TASK INSTRUCTIONS: Set down each record exactly as written.

MATERIAL FOR THIS TASK:
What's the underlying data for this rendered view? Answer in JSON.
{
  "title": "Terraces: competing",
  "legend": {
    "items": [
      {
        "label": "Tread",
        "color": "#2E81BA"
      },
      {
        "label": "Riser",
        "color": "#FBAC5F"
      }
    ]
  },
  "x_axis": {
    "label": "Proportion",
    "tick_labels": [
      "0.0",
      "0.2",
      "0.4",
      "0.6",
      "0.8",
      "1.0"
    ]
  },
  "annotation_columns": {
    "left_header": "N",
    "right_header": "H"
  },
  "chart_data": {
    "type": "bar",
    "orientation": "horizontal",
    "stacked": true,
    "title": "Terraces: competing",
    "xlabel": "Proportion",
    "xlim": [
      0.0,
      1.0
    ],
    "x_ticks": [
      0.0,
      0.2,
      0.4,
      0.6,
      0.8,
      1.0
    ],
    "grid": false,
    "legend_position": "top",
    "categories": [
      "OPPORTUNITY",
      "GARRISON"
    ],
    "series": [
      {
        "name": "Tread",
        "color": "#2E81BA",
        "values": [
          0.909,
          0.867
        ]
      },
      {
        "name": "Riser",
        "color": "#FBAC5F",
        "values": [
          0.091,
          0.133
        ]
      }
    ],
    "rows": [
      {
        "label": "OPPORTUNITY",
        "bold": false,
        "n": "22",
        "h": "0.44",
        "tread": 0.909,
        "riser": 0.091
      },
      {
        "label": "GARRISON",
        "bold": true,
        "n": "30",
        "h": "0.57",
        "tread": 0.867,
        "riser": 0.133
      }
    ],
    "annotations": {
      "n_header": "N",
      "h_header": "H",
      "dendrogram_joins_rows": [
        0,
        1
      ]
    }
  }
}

ANSWER BELOW:
What's the underlying data for this rendered view? Answer in JSON.
{
  "title": "Terraces: competing",
  "legend": {
    "items": [
      {
        "label": "Tread",
        "color": "#2E81BA"
      },
      {
        "label": "Riser",
        "color": "#FBAC5F"
      }
    ]
  },
  "x_axis": {
    "label": "Proportion",
    "tick_labels": [
      "0.0",
      "0.2",
      "0.4",
      "0.6",
      "0.8",
      "1.0"
    ]
  },
  "annotation_columns": {
    "left_header": "N",
    "right_header": "H"
  },
  "chart_data": {
    "type": "bar",
    "orientation": "horizontal",
    "stacked": true,
    "title": "Terraces: competing",
    "xlabel": "Proportion",
    "xlim": [
      0.0,
      1.0
    ],
    "x_ticks": [
      0.0,
      0.2,
      0.4,
      0.6,
      0.8,
      1.0
    ],
    "grid": false,
    "legend_position": "top",
    "categories": [
      "OPPORTUNITY",
      "GARRISON"
    ],
    "series": [
      {
        "name": "Tread",
        "color": "#2E81BA",
        "values": [
          0.909,
          0.867
        ]
      },
      {
        "name": "Riser",
        "color": "#FBAC5F",
        "values": [
          0.091,
          0.133
        ]
      }
    ],
    "rows": [
      {
        "label": "OPPORTUNITY",
        "bold": false,
        "n": "22",
        "h": "0.44",
        "tread": 0.909,
        "riser": 0.091
      },
      {
        "label": "GARRISON",
        "bold": true,
        "n": "30",
        "h": "0.57",
        "tread": 0.867,
        "riser": 0.133
      }
    ],
    "annotations": {
      "n_header": "N",
      "h_header": "H",
      "dendrogram_joins_rows": [
        0,
        1
      ]
    }
  }
}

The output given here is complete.